Challenge ▸
Find the lines with the string "data" and return them.
######
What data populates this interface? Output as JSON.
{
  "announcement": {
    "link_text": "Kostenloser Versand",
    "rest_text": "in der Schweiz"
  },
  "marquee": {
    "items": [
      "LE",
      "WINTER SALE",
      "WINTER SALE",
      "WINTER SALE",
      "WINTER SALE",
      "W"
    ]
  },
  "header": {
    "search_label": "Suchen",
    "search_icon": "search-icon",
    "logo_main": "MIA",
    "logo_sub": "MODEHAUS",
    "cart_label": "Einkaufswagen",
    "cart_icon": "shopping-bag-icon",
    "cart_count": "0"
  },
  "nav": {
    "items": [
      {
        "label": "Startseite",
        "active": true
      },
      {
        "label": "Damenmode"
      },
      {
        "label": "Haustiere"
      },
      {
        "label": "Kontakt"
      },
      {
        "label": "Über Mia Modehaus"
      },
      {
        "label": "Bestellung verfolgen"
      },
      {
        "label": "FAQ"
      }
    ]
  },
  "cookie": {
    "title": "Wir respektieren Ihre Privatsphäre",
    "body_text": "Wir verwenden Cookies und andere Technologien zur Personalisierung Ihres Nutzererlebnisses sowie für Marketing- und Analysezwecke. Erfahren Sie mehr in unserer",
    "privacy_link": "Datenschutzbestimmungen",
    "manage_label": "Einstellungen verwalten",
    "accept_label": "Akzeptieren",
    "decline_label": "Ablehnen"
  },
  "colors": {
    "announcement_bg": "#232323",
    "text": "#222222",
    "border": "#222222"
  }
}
######
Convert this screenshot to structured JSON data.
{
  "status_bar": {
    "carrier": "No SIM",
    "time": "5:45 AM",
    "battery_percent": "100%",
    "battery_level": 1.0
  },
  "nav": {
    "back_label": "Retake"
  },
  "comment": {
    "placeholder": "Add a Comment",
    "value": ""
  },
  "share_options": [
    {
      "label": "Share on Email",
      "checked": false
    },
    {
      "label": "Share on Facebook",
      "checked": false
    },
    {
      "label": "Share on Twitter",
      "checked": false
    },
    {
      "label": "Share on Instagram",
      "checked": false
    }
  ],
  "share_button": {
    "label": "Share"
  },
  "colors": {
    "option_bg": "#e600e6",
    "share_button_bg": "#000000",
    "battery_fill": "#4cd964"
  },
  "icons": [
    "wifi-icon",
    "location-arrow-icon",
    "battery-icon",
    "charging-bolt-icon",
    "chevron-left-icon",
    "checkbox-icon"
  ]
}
######
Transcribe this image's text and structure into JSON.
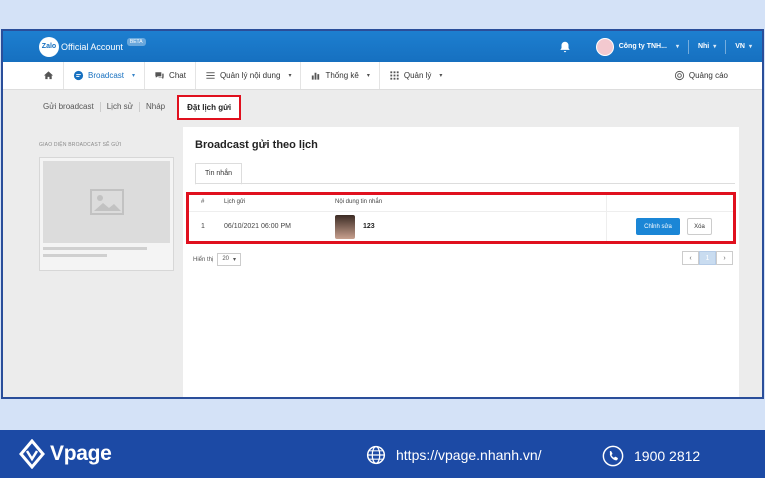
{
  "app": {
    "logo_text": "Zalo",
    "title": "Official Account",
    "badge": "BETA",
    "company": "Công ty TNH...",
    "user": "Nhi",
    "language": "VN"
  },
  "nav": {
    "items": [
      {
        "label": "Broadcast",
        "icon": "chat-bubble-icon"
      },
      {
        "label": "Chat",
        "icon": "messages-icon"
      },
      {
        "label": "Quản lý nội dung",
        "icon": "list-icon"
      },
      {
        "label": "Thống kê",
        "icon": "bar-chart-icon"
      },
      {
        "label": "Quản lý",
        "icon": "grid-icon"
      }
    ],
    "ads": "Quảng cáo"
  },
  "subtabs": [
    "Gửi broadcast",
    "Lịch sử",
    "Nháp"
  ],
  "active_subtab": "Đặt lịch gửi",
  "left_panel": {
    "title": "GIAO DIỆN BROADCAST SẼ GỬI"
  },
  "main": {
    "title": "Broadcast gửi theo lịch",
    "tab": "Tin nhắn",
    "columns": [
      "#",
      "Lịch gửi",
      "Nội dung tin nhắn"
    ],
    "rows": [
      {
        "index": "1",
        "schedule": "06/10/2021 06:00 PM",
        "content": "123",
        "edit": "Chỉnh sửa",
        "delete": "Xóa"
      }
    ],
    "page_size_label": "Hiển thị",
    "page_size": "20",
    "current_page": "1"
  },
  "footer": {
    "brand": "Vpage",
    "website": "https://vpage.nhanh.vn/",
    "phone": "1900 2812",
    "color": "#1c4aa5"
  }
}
######
Task solution ▸
What data populates this interface? Output as JSON.
Convert this screenshot to structured JSON data.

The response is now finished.